-- BEGIN Provided records --

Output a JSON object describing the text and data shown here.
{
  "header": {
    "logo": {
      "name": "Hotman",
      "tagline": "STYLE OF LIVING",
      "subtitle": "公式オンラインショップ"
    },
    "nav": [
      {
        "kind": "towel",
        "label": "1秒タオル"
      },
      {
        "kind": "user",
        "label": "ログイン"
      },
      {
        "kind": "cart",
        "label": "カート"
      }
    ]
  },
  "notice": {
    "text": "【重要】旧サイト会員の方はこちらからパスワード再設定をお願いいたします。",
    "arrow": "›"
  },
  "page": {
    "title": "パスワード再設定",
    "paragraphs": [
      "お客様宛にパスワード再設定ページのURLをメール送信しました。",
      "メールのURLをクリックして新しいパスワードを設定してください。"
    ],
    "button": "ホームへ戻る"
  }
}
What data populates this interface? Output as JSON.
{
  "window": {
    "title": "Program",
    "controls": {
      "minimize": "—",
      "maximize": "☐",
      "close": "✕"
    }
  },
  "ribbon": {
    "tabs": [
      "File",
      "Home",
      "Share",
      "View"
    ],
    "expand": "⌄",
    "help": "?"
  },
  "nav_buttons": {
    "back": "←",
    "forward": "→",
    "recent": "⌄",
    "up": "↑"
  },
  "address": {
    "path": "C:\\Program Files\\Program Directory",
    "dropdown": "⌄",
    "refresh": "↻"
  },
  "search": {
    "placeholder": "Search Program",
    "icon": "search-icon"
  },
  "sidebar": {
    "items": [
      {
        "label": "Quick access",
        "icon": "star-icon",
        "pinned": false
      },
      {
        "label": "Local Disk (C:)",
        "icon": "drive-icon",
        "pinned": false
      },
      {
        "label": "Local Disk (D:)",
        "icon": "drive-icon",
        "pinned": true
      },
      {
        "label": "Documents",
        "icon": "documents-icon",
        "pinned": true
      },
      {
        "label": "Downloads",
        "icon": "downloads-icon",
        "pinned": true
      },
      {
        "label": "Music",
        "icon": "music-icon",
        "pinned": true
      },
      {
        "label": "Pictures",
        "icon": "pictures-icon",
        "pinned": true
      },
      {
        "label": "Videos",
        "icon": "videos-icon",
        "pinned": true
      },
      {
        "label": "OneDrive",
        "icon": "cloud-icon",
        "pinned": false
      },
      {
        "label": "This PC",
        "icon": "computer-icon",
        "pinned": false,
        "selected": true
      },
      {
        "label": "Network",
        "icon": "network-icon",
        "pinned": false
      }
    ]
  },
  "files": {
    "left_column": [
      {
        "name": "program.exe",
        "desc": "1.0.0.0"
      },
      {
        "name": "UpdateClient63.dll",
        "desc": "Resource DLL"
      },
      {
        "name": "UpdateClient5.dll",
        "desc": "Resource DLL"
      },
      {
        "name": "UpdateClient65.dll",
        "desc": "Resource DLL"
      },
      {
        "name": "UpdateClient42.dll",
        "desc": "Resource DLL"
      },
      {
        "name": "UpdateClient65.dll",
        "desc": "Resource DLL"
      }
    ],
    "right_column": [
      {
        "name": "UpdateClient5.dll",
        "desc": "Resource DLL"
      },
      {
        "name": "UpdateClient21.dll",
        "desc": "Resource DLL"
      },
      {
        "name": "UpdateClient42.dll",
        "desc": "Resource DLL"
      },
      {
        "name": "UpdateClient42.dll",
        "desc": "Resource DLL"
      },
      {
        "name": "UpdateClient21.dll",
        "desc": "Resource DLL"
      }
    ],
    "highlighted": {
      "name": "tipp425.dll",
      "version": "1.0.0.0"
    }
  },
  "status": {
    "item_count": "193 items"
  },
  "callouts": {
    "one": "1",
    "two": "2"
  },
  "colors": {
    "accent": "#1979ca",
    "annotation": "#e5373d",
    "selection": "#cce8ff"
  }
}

-- END Provided records --

## Short task
Select every line in the records above that contains the word "data".

## Answer for the task
Output a JSON object describing the text and data shown here.
What data populates this interface? Output as JSON.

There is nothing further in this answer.